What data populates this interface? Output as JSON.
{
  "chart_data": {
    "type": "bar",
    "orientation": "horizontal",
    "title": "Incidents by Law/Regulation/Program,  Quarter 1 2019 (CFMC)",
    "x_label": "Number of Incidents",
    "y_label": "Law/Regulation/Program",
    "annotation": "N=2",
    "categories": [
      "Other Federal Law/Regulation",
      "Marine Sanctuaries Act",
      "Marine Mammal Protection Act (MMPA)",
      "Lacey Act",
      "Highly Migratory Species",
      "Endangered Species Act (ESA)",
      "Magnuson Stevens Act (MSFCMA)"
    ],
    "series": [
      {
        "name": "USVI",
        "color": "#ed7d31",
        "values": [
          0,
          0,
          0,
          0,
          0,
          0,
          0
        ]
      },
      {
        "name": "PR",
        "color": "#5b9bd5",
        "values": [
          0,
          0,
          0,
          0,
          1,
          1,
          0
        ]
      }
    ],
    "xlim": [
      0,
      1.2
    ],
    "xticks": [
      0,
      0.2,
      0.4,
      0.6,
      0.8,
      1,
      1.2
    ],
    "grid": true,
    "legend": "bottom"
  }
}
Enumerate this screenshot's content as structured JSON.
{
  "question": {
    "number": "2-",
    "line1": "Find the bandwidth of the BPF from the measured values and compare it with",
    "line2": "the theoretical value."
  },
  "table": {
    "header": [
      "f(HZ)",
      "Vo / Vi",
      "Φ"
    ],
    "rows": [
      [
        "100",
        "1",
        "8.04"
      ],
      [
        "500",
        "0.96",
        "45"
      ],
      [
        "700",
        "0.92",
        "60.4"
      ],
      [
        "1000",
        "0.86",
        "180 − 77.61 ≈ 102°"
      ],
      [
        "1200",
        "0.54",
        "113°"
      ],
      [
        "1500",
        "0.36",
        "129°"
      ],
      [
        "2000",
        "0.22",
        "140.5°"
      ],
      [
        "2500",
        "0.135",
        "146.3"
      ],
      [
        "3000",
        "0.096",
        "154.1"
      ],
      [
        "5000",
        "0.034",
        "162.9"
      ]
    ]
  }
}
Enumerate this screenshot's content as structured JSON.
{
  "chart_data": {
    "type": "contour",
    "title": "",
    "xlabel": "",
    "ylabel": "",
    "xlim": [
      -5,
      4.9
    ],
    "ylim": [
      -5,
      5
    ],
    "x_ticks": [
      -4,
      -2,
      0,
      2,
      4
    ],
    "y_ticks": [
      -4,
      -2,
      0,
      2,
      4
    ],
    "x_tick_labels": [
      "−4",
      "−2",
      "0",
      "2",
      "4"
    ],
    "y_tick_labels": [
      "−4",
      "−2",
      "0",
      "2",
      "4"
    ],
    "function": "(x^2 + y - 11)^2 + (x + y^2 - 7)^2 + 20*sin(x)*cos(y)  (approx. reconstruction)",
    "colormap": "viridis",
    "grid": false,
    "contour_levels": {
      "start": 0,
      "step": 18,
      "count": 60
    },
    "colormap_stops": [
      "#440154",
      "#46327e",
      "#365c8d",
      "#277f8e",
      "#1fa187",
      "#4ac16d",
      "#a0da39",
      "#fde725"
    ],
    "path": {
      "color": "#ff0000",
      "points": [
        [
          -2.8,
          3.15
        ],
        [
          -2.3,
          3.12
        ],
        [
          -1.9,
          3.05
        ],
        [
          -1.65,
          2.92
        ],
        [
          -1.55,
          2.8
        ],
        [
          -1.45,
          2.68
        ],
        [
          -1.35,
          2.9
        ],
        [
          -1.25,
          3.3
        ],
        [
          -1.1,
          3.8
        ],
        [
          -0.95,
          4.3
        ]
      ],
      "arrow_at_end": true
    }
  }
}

=-=-=-=-=

What is being asked
Go through the entries and repeat each one exactly.

Response to the task
What data populates this interface? Output as JSON.
{
  "chart_data": {
    "type": "bar",
    "orientation": "horizontal",
    "title": "Incidents by Law/Regulation/Program,  Quarter 1 2019 (CFMC)",
    "x_label": "Number of Incidents",
    "y_label": "Law/Regulation/Program",
    "annotation": "N=2",
    "categories": [
      "Other Federal Law/Regulation",
      "Marine Sanctuaries Act",
      "Marine Mammal Protection Act (MMPA)",
      "Lacey Act",
      "Highly Migratory Species",
      "Endangered Species Act (ESA)",
      "Magnuson Stevens Act (MSFCMA)"
    ],
    "series": [
      {
        "name": "USVI",
        "color": "#ed7d31",
        "values": [
          0,
          0,
          0,
          0,
          0,
          0,
          0
        ]
      },
      {
        "name": "PR",
        "color": "#5b9bd5",
        "values": [
          0,
          0,
          0,
          0,
          1,
          1,
          0
        ]
      }
    ],
    "xlim": [
      0,
      1.2
    ],
    "xticks": [
      0,
      0.2,
      0.4,
      0.6,
      0.8,
      1,
      1.2
    ],
    "grid": true,
    "legend": "bottom"
  }
}
Enumerate this screenshot's content as structured JSON.
{
  "question": {
    "number": "2-",
    "line1": "Find the bandwidth of the BPF from the measured values and compare it with",
    "line2": "the theoretical value."
  },
  "table": {
    "header": [
      "f(HZ)",
      "Vo / Vi",
      "Φ"
    ],
    "rows": [
      [
        "100",
        "1",
        "8.04"
      ],
      [
        "500",
        "0.96",
        "45"
      ],
      [
        "700",
        "0.92",
        "60.4"
      ],
      [
        "1000",
        "0.86",
        "180 − 77.61 ≈ 102°"
      ],
      [
        "1200",
        "0.54",
        "113°"
      ],
      [
        "1500",
        "0.36",
        "129°"
      ],
      [
        "2000",
        "0.22",
        "140.5°"
      ],
      [
        "2500",
        "0.135",
        "146.3"
      ],
      [
        "3000",
        "0.096",
        "154.1"
      ],
      [
        "5000",
        "0.034",
        "162.9"
      ]
    ]
  }
}
Enumerate this screenshot's content as structured JSON.
{
  "chart_data": {
    "type": "contour",
    "title": "",
    "xlabel": "",
    "ylabel": "",
    "xlim": [
      -5,
      4.9
    ],
    "ylim": [
      -5,
      5
    ],
    "x_ticks": [
      -4,
      -2,
      0,
      2,
      4
    ],
    "y_ticks": [
      -4,
      -2,
      0,
      2,
      4
    ],
    "x_tick_labels": [
      "−4",
      "−2",
      "0",
      "2",
      "4"
    ],
    "y_tick_labels": [
      "−4",
      "−2",
      "0",
      "2",
      "4"
    ],
    "function": "(x^2 + y - 11)^2 + (x + y^2 - 7)^2 + 20*sin(x)*cos(y)  (approx. reconstruction)",
    "colormap": "viridis",
    "grid": false,
    "contour_levels": {
      "start": 0,
      "step": 18,
      "count": 60
    },
    "colormap_stops": [
      "#440154",
      "#46327e",
      "#365c8d",
      "#277f8e",
      "#1fa187",
      "#4ac16d",
      "#a0da39",
      "#fde725"
    ],
    "path": {
      "color": "#ff0000",
      "points": [
        [
          -2.8,
          3.15
        ],
        [
          -2.3,
          3.12
        ],
        [
          -1.9,
          3.05
        ],
        [
          -1.65,
          2.92
        ],
        [
          -1.55,
          2.8
        ],
        [
          -1.45,
          2.68
        ],
        [
          -1.35,
          2.9
        ],
        [
          -1.25,
          3.3
        ],
        [
          -1.1,
          3.8
        ],
        [
          -0.95,
          4.3
        ]
      ],
      "arrow_at_end": true
    }
  }
}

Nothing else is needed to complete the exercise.